**Exercise task**
Every entry needs to be reproduced exactly.

(Dataset entries)
—————

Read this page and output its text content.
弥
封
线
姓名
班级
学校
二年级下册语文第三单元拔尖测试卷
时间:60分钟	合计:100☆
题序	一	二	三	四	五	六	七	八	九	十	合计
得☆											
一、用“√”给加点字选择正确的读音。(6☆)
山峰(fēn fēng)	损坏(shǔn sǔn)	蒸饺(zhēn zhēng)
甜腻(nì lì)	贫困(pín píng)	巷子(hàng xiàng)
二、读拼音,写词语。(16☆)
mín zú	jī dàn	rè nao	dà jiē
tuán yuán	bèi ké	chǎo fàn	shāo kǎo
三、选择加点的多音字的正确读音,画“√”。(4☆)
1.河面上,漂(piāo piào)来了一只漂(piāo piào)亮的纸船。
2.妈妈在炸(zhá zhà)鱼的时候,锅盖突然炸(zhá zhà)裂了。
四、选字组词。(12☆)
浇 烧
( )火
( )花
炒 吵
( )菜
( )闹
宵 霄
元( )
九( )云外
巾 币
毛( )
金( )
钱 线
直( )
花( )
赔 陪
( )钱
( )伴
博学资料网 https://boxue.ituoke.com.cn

—————

**Full solution**
Read this page and output its text content.
弥
封
线
姓名
班级
学校
二年级下册语文第三单元拔尖测试卷
时间:60分钟	合计:100☆
题序	一	二	三	四	五	六	七	八	九	十	合计
得☆											
一、用“√”给加点字选择正确的读音。(6☆)
山峰(fēn fēng)	损坏(shǔn sǔn)	蒸饺(zhēn zhēng)
甜腻(nì lì)	贫困(pín píng)	巷子(hàng xiàng)
二、读拼音,写词语。(16☆)
mín zú	jī dàn	rè nao	dà jiē
tuán yuán	bèi ké	chǎo fàn	shāo kǎo
三、选择加点的多音字的正确读音,画“√”。(4☆)
1.河面上,漂(piāo piào)来了一只漂(piāo piào)亮的纸船。
2.妈妈在炸(zhá zhà)鱼的时候,锅盖突然炸(zhá zhà)裂了。
四、选字组词。(12☆)
浇 烧
( )火
( )花
炒 吵
( )菜
( )闹
宵 霄
元( )
九( )云外
巾 币
毛( )
金( )
钱 线
直( )
花( )
赔 陪
( )钱
( )伴
博学资料网 https://boxue.ituoke.com.cn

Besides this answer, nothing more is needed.